● **Exercise**
Reproduce all of the rows below word for word, with no changes.

-.-.-

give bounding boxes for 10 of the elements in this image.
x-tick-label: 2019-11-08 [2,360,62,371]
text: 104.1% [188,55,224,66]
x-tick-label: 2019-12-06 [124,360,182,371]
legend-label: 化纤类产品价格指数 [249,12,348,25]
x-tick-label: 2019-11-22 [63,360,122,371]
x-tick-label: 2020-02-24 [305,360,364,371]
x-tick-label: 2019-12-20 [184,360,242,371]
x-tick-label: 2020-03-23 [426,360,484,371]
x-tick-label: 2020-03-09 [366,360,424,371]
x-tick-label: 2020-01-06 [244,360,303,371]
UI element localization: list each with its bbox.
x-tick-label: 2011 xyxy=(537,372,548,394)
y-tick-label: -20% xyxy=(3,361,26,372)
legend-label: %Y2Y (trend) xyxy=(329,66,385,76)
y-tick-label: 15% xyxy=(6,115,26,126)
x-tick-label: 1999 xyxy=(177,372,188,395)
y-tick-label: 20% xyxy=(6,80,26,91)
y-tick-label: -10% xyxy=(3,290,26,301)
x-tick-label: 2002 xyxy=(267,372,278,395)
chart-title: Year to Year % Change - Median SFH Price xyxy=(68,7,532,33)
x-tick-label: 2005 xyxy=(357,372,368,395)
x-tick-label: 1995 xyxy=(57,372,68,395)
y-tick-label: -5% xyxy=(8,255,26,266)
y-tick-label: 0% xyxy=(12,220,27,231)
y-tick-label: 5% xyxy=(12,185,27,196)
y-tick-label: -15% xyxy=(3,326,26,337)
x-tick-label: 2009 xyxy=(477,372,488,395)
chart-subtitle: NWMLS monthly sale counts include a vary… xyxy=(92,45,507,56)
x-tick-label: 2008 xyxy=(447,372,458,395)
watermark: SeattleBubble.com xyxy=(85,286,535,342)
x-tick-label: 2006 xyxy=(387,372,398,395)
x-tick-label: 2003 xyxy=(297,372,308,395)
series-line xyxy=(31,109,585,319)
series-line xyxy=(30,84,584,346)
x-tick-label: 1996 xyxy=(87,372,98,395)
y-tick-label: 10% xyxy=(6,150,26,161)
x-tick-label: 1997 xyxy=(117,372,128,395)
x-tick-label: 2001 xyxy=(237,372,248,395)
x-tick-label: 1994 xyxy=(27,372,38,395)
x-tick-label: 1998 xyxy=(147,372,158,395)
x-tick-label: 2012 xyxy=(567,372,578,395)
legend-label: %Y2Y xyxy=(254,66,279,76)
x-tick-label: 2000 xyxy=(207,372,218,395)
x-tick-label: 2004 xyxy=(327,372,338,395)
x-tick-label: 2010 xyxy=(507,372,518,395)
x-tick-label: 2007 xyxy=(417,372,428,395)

-.-.-

● **In response**
give bounding boxes for 10 of the elements in this image.
x-tick-label: 2019-11-08 [2,360,62,371]
text: 104.1% [188,55,224,66]
x-tick-label: 2019-12-06 [124,360,182,371]
legend-label: 化纤类产品价格指数 [249,12,348,25]
x-tick-label: 2019-11-22 [63,360,122,371]
x-tick-label: 2020-02-24 [305,360,364,371]
x-tick-label: 2019-12-20 [184,360,242,371]
x-tick-label: 2020-03-23 [426,360,484,371]
x-tick-label: 2020-03-09 [366,360,424,371]
x-tick-label: 2020-01-06 [244,360,303,371]
UI element localization: list each with its bbox.
x-tick-label: 2011 xyxy=(537,372,548,394)
y-tick-label: -20% xyxy=(3,361,26,372)
legend-label: %Y2Y (trend) xyxy=(329,66,385,76)
y-tick-label: 15% xyxy=(6,115,26,126)
x-tick-label: 1999 xyxy=(177,372,188,395)
y-tick-label: 20% xyxy=(6,80,26,91)
y-tick-label: -10% xyxy=(3,290,26,301)
x-tick-label: 2002 xyxy=(267,372,278,395)
chart-title: Year to Year % Change - Median SFH Price xyxy=(68,7,532,33)
x-tick-label: 2005 xyxy=(357,372,368,395)
x-tick-label: 1995 xyxy=(57,372,68,395)
y-tick-label: -5% xyxy=(8,255,26,266)
y-tick-label: 0% xyxy=(12,220,27,231)
y-tick-label: 5% xyxy=(12,185,27,196)
y-tick-label: -15% xyxy=(3,326,26,337)
x-tick-label: 2009 xyxy=(477,372,488,395)
chart-subtitle: NWMLS monthly sale counts include a vary… xyxy=(92,45,507,56)
x-tick-label: 2008 xyxy=(447,372,458,395)
watermark: SeattleBubble.com xyxy=(85,286,535,342)
x-tick-label: 2006 xyxy=(387,372,398,395)
x-tick-label: 2003 xyxy=(297,372,308,395)
series-line xyxy=(31,109,585,319)
series-line xyxy=(30,84,584,346)
x-tick-label: 1996 xyxy=(87,372,98,395)
y-tick-label: 10% xyxy=(6,150,26,161)
x-tick-label: 1997 xyxy=(117,372,128,395)
x-tick-label: 2001 xyxy=(237,372,248,395)
x-tick-label: 1994 xyxy=(27,372,38,395)
x-tick-label: 1998 xyxy=(147,372,158,395)
x-tick-label: 2012 xyxy=(567,372,578,395)
legend-label: %Y2Y xyxy=(254,66,279,76)
x-tick-label: 2000 xyxy=(207,372,218,395)
x-tick-label: 2004 xyxy=(327,372,338,395)
x-tick-label: 2010 xyxy=(507,372,518,395)
x-tick-label: 2007 xyxy=(417,372,428,395)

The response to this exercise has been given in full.